• Article
Identity function

In mathematics, an identity function, also called an identity relation, identity map or identity transformation, is a function that always returns the value that was used as its argument, unchanged. That is, when f is the identity function, the equality f(X) = X is true for all values of X to which f can be applied.

Graph of the identity function on the real numbers

Definition

Formally, if M is a set, the identity function f on M is defined to be a function with M as its domain and codomain, satisfying

f(X) = X   for all elements X in M.[1]

In other words, the function value f(X) in the codomain M is always the same as the input element X in the domain M. The identity function on M is clearly an injective function as well as a surjective function, so it is bijective.[2]

The identity function f on M is often denoted by idM.

In set theory, where a function is defined as a particular kind of binary relation, the identity function is given by the identity relation, or diagonal of M.[3]

Algebraic properties

If f : MN is any function, then we have f ∘ idM = f = idNf (where "∘" denotes function composition). In particular, idM is the identity element of the monoid of all functions from M to M (under function composition).

Since the identity element of a monoid is unique,[4] one can alternately define the identity function on M to be this identity element. Such a definition generalizes to the concept of an identity morphism in category theory, where the endomorphisms of M need not be functions.

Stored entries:
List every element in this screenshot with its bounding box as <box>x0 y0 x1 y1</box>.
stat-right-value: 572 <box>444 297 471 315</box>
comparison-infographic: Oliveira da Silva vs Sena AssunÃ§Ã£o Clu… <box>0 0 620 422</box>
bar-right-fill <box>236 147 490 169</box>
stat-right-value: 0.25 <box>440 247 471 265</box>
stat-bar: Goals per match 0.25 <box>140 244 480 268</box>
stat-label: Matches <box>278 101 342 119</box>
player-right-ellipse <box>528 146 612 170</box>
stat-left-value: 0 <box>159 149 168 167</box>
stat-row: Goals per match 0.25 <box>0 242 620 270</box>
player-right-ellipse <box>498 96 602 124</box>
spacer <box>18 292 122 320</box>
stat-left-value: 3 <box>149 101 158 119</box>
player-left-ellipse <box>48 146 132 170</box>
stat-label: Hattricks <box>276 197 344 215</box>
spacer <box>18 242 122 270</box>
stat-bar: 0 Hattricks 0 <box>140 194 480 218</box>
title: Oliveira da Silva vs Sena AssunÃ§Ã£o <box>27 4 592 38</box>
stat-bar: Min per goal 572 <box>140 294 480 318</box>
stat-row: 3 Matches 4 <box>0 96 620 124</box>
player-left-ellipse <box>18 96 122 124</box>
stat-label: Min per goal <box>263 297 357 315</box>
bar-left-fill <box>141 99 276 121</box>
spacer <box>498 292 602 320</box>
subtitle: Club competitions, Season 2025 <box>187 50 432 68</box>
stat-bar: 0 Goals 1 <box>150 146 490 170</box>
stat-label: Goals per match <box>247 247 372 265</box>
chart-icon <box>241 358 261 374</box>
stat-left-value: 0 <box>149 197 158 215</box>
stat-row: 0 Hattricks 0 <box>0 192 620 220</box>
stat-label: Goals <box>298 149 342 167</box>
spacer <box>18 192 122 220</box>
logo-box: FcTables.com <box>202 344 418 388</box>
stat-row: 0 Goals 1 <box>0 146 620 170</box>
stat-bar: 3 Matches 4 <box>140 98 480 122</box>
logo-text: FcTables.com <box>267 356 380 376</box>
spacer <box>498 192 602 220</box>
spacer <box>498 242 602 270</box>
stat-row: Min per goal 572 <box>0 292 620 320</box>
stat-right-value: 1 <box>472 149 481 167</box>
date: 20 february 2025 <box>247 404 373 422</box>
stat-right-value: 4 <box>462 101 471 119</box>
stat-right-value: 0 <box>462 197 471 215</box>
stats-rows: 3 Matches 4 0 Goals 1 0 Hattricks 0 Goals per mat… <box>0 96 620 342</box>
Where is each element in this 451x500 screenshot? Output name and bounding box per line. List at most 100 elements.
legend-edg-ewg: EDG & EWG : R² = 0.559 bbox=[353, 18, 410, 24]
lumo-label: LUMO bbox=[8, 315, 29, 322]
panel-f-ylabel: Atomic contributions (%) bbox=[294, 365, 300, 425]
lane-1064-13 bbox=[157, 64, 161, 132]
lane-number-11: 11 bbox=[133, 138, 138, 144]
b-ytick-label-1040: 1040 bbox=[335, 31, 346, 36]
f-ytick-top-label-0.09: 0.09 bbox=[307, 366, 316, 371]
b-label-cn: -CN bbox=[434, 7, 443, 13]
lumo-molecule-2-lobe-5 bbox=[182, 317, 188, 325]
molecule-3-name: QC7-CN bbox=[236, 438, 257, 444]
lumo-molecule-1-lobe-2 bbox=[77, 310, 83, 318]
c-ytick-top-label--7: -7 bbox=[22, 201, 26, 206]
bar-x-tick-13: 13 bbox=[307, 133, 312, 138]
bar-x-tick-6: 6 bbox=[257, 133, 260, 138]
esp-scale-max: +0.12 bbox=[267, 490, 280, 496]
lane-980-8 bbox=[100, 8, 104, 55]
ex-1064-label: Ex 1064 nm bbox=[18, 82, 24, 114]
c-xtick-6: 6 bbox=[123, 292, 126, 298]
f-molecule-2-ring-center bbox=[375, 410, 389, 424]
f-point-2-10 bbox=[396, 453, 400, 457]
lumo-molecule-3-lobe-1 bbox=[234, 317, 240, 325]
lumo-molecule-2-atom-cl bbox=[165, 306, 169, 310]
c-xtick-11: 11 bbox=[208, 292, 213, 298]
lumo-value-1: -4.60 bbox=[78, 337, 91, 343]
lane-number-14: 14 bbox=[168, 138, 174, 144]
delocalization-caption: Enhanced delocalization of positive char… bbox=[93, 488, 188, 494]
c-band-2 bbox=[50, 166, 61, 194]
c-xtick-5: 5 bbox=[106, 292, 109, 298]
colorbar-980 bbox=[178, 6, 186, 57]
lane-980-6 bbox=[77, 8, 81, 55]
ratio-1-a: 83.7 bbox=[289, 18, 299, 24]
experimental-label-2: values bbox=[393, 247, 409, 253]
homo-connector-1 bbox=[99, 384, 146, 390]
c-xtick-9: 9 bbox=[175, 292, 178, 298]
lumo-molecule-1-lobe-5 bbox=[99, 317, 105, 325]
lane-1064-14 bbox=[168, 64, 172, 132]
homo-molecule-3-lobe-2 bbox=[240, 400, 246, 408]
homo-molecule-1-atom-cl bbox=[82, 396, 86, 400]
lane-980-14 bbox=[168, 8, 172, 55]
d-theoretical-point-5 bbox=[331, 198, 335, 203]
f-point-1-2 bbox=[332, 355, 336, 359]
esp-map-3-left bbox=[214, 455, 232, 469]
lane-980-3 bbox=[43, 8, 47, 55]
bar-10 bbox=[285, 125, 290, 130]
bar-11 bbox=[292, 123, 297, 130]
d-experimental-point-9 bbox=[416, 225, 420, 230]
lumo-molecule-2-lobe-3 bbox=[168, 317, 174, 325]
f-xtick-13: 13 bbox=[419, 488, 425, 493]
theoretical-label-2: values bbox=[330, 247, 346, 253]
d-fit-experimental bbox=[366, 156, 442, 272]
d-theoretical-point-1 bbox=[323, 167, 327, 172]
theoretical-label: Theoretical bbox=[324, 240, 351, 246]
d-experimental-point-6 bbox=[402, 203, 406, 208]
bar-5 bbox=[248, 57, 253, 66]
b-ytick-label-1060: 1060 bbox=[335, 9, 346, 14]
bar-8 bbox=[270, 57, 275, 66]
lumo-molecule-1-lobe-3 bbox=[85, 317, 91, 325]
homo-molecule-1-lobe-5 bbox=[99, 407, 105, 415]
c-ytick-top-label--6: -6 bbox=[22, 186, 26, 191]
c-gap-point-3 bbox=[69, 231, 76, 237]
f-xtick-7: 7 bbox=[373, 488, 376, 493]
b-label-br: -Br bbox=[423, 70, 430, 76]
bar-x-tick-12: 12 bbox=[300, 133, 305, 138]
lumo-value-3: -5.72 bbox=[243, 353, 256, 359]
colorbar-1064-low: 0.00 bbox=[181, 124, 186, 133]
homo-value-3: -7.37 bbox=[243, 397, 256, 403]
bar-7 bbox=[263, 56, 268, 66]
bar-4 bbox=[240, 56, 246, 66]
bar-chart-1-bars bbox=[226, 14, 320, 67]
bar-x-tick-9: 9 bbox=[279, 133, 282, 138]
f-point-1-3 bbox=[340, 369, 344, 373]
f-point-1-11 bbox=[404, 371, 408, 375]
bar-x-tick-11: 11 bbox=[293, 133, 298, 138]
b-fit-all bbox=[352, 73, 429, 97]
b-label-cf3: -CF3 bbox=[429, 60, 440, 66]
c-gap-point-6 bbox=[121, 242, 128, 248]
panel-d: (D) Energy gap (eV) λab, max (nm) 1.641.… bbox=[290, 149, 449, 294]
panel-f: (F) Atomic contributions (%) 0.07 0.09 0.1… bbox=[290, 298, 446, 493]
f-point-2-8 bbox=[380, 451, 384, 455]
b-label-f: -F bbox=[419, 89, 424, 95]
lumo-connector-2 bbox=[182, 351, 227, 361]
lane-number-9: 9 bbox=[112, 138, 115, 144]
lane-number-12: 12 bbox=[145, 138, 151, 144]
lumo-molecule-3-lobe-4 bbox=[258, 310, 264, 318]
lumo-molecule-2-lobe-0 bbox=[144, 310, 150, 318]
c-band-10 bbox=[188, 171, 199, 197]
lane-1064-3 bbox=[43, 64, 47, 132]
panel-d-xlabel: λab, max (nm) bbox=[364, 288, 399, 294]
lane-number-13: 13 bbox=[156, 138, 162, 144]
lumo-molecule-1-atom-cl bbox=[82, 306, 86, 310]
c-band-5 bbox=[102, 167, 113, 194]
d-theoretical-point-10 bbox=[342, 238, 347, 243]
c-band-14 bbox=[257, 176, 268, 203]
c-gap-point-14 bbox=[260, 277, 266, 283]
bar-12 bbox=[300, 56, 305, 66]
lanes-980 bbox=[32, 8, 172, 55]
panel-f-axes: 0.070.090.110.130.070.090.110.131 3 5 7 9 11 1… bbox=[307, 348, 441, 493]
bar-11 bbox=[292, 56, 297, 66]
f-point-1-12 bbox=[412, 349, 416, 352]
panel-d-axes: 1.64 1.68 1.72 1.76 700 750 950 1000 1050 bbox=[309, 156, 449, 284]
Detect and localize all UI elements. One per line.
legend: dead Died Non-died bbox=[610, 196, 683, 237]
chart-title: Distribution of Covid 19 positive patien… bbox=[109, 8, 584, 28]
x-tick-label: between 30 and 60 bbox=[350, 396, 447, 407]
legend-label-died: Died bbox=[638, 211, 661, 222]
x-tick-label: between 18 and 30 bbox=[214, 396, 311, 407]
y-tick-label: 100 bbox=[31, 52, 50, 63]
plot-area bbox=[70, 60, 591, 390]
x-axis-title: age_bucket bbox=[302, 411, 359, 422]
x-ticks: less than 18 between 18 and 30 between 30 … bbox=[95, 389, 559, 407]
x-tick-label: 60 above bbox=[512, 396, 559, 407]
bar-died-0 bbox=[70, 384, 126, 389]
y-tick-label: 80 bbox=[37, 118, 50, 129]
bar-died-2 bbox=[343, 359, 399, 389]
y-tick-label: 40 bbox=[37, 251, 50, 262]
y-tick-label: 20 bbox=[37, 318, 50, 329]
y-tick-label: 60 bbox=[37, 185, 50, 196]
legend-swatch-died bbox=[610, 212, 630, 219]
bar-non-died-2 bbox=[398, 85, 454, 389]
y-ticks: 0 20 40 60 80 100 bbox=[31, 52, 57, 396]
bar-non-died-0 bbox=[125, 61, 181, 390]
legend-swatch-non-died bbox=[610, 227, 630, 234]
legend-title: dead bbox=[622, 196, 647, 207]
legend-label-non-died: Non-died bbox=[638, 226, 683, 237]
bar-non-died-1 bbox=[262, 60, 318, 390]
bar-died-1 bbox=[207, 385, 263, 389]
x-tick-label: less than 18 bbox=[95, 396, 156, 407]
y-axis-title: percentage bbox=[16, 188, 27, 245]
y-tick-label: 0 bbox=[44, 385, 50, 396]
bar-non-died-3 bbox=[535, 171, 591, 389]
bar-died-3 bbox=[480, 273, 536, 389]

---

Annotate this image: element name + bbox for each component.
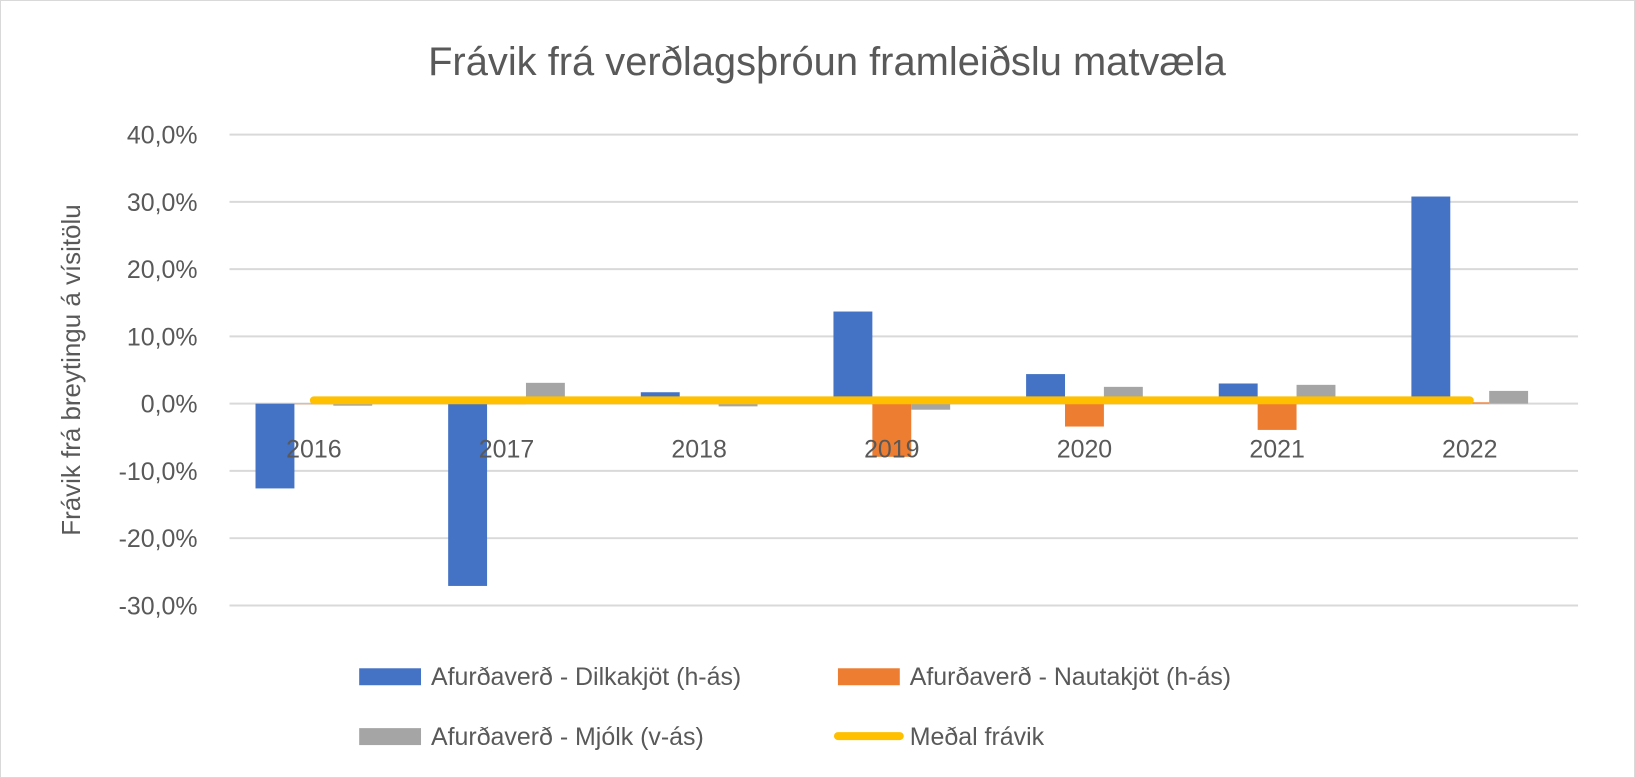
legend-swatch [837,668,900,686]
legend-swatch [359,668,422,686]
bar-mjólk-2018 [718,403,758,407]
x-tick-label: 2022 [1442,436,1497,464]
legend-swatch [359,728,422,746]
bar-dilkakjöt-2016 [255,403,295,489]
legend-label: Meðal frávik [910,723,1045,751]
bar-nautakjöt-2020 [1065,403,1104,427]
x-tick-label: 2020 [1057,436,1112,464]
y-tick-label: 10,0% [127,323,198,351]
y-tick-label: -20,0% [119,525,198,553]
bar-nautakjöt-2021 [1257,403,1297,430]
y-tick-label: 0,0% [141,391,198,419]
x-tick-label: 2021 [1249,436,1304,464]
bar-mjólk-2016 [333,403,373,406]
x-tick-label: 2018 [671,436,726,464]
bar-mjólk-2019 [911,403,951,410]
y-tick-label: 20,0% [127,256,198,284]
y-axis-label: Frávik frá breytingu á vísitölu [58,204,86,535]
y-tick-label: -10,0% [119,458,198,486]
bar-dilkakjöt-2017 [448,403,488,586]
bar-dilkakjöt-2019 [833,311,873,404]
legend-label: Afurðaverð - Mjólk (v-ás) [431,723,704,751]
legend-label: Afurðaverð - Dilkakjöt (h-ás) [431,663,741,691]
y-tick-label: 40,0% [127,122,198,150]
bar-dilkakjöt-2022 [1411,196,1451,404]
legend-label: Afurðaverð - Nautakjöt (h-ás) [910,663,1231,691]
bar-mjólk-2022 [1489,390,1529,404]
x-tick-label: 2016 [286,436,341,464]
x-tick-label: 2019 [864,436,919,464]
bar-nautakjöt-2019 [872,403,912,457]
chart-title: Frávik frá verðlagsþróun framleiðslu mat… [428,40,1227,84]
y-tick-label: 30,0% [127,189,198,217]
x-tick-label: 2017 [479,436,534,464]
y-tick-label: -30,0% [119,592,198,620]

* * *

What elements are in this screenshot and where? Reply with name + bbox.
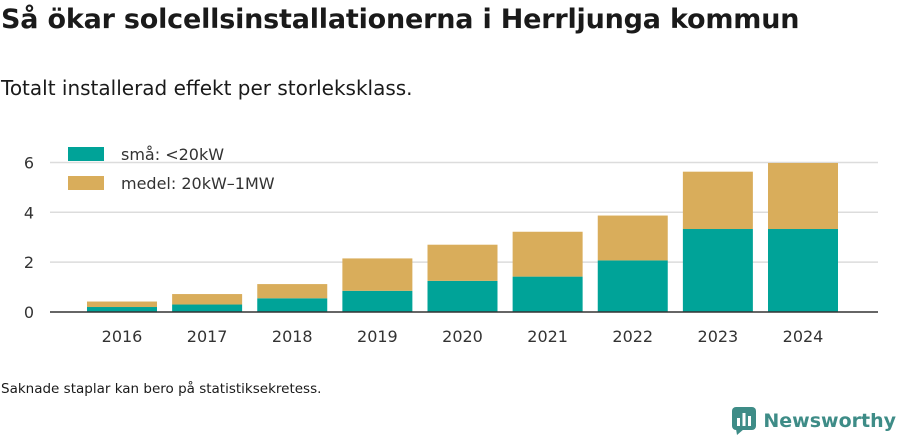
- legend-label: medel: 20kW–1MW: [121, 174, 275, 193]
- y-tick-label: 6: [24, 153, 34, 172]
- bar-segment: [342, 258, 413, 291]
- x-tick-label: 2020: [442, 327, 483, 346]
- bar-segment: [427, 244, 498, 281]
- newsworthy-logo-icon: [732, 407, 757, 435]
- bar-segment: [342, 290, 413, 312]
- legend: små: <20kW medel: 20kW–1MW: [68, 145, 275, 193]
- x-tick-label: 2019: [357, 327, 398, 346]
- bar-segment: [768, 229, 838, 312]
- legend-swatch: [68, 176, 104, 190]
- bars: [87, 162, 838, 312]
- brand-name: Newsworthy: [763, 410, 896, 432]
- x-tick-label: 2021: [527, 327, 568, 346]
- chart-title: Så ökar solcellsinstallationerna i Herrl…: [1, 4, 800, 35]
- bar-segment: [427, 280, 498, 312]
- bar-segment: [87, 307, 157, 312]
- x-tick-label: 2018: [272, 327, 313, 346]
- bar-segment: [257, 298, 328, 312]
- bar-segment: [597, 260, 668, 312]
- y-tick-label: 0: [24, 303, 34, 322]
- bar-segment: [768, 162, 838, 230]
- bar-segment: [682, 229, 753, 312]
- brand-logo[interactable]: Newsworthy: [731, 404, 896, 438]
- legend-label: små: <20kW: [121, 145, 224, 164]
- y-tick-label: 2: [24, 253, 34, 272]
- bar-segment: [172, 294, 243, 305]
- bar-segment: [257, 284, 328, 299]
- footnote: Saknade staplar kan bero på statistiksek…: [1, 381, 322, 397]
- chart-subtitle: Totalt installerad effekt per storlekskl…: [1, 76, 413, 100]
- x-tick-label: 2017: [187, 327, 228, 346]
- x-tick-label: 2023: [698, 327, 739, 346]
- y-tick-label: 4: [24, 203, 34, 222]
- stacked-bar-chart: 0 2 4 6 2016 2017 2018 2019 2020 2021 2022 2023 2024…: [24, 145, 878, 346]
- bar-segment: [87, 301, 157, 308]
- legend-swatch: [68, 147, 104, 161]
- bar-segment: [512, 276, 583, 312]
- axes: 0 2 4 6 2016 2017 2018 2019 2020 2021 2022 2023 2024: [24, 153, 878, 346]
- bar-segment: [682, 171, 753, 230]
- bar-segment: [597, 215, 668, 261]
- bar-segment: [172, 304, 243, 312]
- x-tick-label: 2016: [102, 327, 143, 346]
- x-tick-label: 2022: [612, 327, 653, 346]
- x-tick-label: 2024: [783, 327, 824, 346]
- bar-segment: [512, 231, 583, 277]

• Tasks to perform
(1) From the article on the identity function, extract the passage starting with "In other words, the" and going on through "denoted by idM.".
(2) Which three other names does the article on the identity function list for it?
(3) Proceed with the article on the identity function from the point where it stops.

• Answers to the problems
(1)
In other words, the function value f(X) in the codomain M is always the same as the input element X in the domain M. The identity function on M is clearly an injective function as well as a surjective function, so it is bijective.[2]

The identity function f on M is often denoted by idM.

(2) Identity relation, identity map and identity transformation.

(3)
Properties

  • The identity function is a linear operator when applied to vector spaces.[5]
  • In an n-dimensional vector space the identity function is represented by the identity matrix In, regardless of the basis chosen for the space.[6]
  • The identity function on the positive integers is a completely multiplicative function (essentially multiplication by 1), considered in number theory.[7]
  • In a metric space the identity function is trivially an isometry. An object without any symmetry has as its symmetry group the trivial group containing only this isometry (symmetry type C1).[8]
  • In a topological space, the identity function is always continuous.[9]
  • The identity function is idempotent.[10]

See also

  • Identity matrix
  • Inclusion map

References

  1. Knapp, Anthony W. (2006), Basic algebra, Springer, ISBN 978-0-8176-3248-9
  2. Mapa, Sadhan Kumar (7 April 2014). Higher Algebra Abstract and Linear (11th ed.). Sarat Book House. p. 36. ISBN 978-93-80663-24-1.
  3. Proceedings of Symposia in Pure Mathematics. American Mathematical Society. 1974. p. 92. ISBN 978-0-8218-1425-3. ...then the diagonal set determined by M is the identity relation...
  4. Rosales, J. C.; García-Sánchez, P. A. (1999). Finitely Generated Commutative Monoids. Nova Publishers. p. 1. ISBN 978-1-56072-670-8. The element 0 is usually referred to as the identity element and if it exists, it is unique
  5. Anton, Howard (2005), Elementary Linear Algebra (Applications Version) (9th ed.), Wiley International
  6. T. S. Shores (2007). Applied Linear Algebra and Matrix Analysis. Undergraduate Texts in Mathematics. Springer. ISBN 978-038-733-195-9.
  7. D. Marshall; E. Odell; M. Starbird (2007). Number Theory through Inquiry. Mathematical Association of America Textbooks. Mathematical Assn of Amer. ISBN 978-0883857519.
  8. James W. Anderson, Hyperbolic Geometry, Springer 2005, ISBN 1-85233-934-9
  9. Conover, Robert A. (2014-05-21). A First Course in Topology: An Introduction to Mathematical Thinking. Courier Corporation. p. 65. ISBN 978-0-486-78001-6.
  10. Conferences, University of Michigan Engineering Summer (1968). Foundations of Information Systems Engineering. we see that an identity element of a semigroup is idempotent.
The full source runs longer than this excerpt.